— PROBLEM DETAILS —
Copy out each line of the data that holds the word "fixed".

— LISTED ENTRIES —
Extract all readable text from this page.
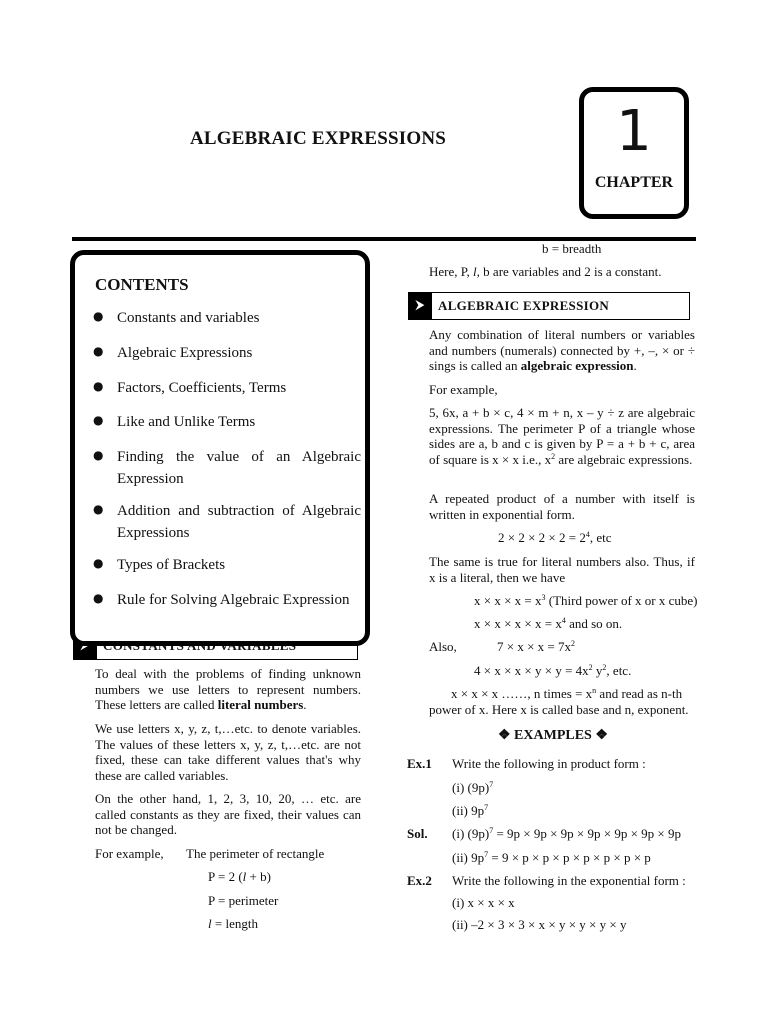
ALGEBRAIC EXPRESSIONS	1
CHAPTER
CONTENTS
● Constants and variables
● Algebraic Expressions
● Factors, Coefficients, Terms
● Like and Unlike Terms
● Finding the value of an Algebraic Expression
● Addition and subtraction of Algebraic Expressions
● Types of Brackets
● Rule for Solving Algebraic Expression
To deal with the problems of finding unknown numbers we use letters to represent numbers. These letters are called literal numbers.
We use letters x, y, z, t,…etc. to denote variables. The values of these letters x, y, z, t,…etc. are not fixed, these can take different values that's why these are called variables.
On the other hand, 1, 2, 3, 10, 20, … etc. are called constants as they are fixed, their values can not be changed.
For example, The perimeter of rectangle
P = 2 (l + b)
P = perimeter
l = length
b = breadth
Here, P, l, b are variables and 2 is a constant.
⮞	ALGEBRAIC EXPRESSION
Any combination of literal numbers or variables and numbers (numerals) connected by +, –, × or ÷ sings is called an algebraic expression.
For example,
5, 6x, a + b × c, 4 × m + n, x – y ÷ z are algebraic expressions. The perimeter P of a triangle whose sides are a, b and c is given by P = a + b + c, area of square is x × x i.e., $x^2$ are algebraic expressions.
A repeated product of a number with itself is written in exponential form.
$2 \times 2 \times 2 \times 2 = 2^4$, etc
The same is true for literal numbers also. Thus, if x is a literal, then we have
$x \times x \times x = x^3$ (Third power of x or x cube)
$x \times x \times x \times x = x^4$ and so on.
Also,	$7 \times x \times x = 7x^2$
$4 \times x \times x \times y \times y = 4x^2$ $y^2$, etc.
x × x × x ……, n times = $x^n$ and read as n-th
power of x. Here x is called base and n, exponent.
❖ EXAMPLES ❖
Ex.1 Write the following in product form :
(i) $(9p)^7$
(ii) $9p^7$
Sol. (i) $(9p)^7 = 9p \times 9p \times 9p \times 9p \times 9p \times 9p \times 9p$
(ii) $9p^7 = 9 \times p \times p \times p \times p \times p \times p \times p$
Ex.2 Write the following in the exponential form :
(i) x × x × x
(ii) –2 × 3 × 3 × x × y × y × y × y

— FULL OUTPUT —
We use letters x, y, z, t,…etc. to denote variables. The values of these letters x, y, z, t,…etc. are not fixed, these can take different values that's why these are called variables.
On the other hand, 1, 2, 3, 10, 20, … etc. are called constants as they are fixed, their values can not be changed.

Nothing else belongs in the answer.